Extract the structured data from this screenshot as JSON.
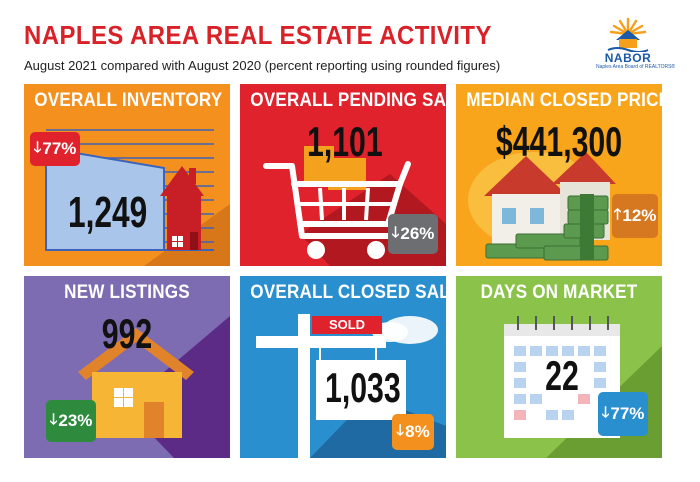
{
  "header": {
    "title": "NAPLES AREA REAL ESTATE ACTIVITY",
    "subtitle": "August 2021 compared with August 2020 (percent reporting using rounded figures)"
  },
  "logo": {
    "name": "NABOR",
    "tagline": "Naples Area Board of REALTORS®"
  },
  "tiles": [
    {
      "label": "OVERALL INVENTORY",
      "value": "1,249",
      "change": "77%",
      "direction": "down",
      "color": "#f4901e",
      "badge_color": "#e0222c",
      "icon": "house-on-chart-icon"
    },
    {
      "label": "OVERALL PENDING SALES",
      "value": "1,101",
      "change": "26%",
      "direction": "down",
      "color": "#e0222c",
      "badge_color": "#6d6e71",
      "icon": "shopping-cart-icon"
    },
    {
      "label": "MEDIAN CLOSED PRICE",
      "value": "$441,300",
      "change": "12%",
      "direction": "up",
      "color": "#f9a51b",
      "badge_color": "#d5781f",
      "icon": "house-with-money-icon"
    },
    {
      "label": "NEW LISTINGS",
      "value": "992",
      "change": "23%",
      "direction": "down",
      "color": "#7d6cb1",
      "badge_color": "#2e8b3e",
      "icon": "house-icon"
    },
    {
      "label": "OVERALL CLOSED SALES",
      "value": "1,033",
      "change": "8%",
      "direction": "down",
      "color": "#2a8fce",
      "badge_color": "#f4901e",
      "icon": "sold-sign-icon"
    },
    {
      "label": "DAYS ON MARKET",
      "value": "22",
      "change": "77%",
      "direction": "down",
      "color": "#8bc34a",
      "badge_color": "#2a8fce",
      "icon": "calendar-icon"
    }
  ],
  "sold_sign_text": "SOLD",
  "arrows": {
    "down": "🡓",
    "up": "🡑"
  }
}
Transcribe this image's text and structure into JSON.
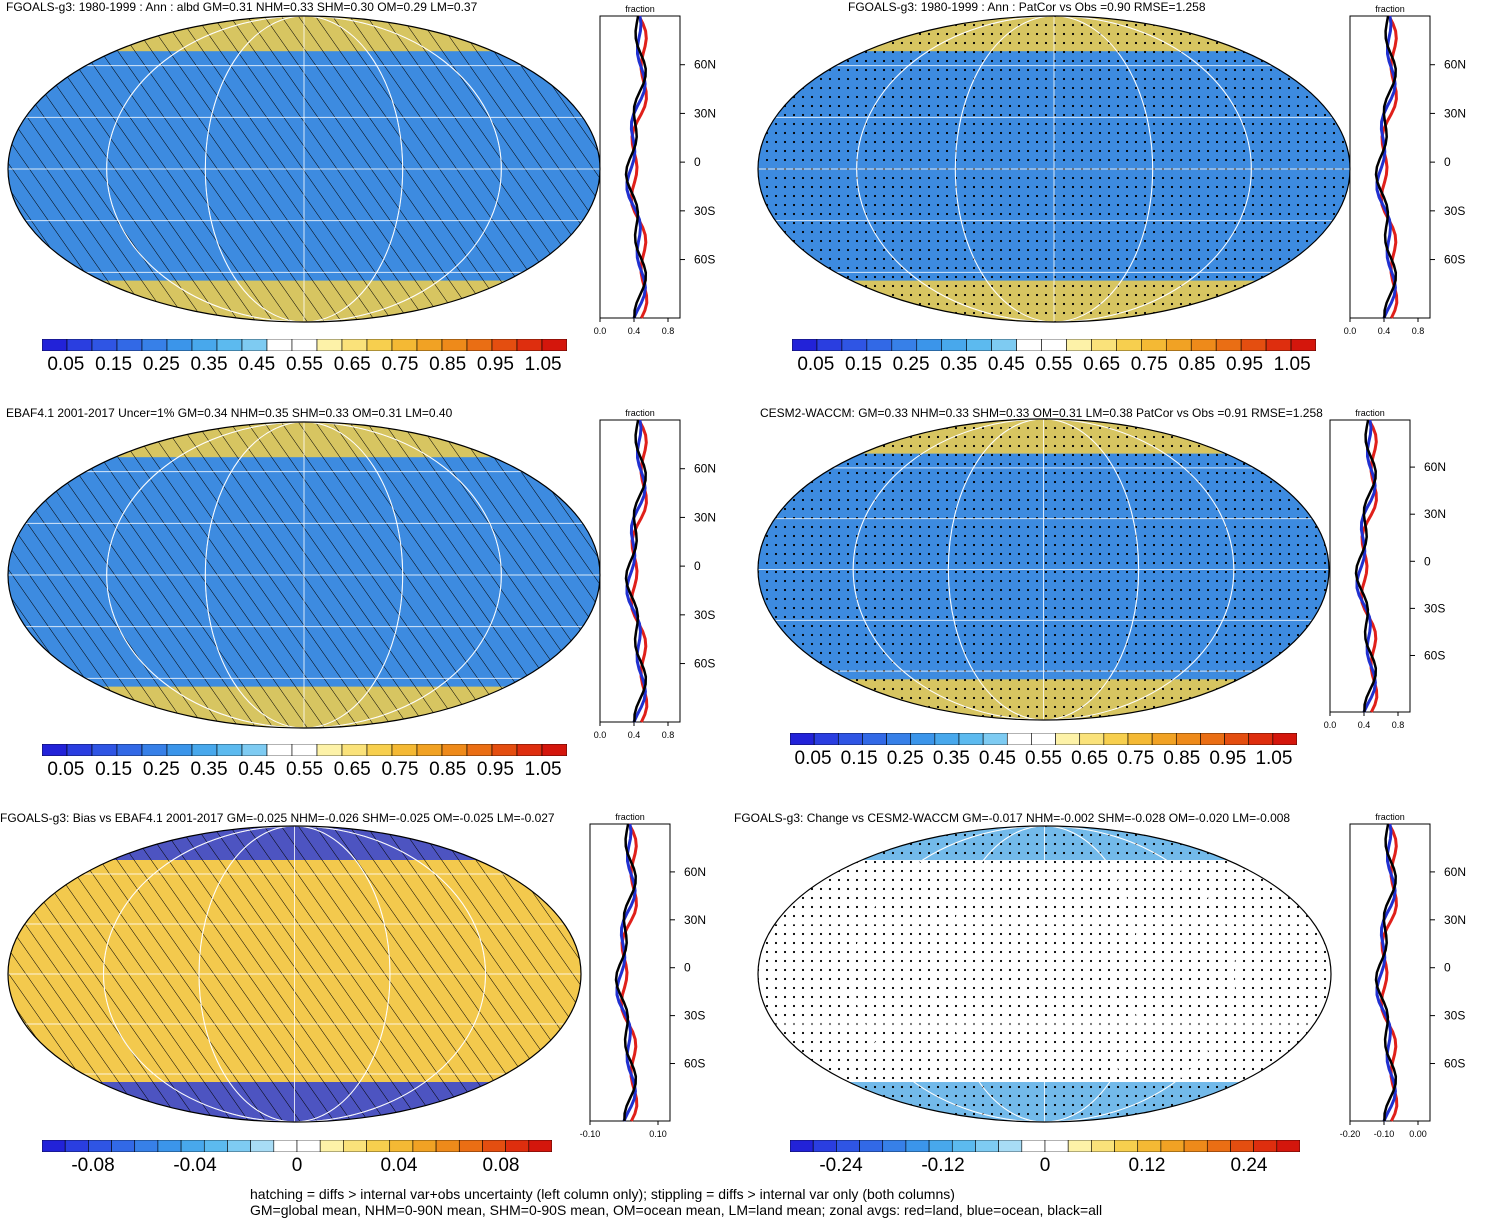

────────

__Problem description__
An exact transcription of all the entries is required, without the pictures.

__Output of the exercise__
Extract the structured data from this screenshot as JSON.
{
  "header": {
    "title": "NAPLES AREA REAL ESTATE ACTIVITY",
    "subtitle": "August 2021 compared with August 2020 (percent reporting using rounded figures)"
  },
  "logo": {
    "name": "NABOR",
    "tagline": "Naples Area Board of REALTORS®"
  },
  "tiles": [
    {
      "label": "OVERALL INVENTORY",
      "value": "1,249",
      "change": "77%",
      "direction": "down",
      "color": "#f4901e",
      "badge_color": "#e0222c",
      "icon": "house-on-chart-icon"
    },
    {
      "label": "OVERALL PENDING SALES",
      "value": "1,101",
      "change": "26%",
      "direction": "down",
      "color": "#e0222c",
      "badge_color": "#6d6e71",
      "icon": "shopping-cart-icon"
    },
    {
      "label": "MEDIAN CLOSED PRICE",
      "value": "$441,300",
      "change": "12%",
      "direction": "up",
      "color": "#f9a51b",
      "badge_color": "#d5781f",
      "icon": "house-with-money-icon"
    },
    {
      "label": "NEW LISTINGS",
      "value": "992",
      "change": "23%",
      "direction": "down",
      "color": "#7d6cb1",
      "badge_color": "#2e8b3e",
      "icon": "house-icon"
    },
    {
      "label": "OVERALL CLOSED SALES",
      "value": "1,033",
      "change": "8%",
      "direction": "down",
      "color": "#2a8fce",
      "badge_color": "#f4901e",
      "icon": "sold-sign-icon"
    },
    {
      "label": "DAYS ON MARKET",
      "value": "22",
      "change": "77%",
      "direction": "down",
      "color": "#8bc34a",
      "badge_color": "#2a8fce",
      "icon": "calendar-icon"
    }
  ],
  "sold_sign_text": "SOLD",
  "arrows": {
    "down": "🡓",
    "up": "🡑"
  }
}
Transcribe this image's text and structure into JSON.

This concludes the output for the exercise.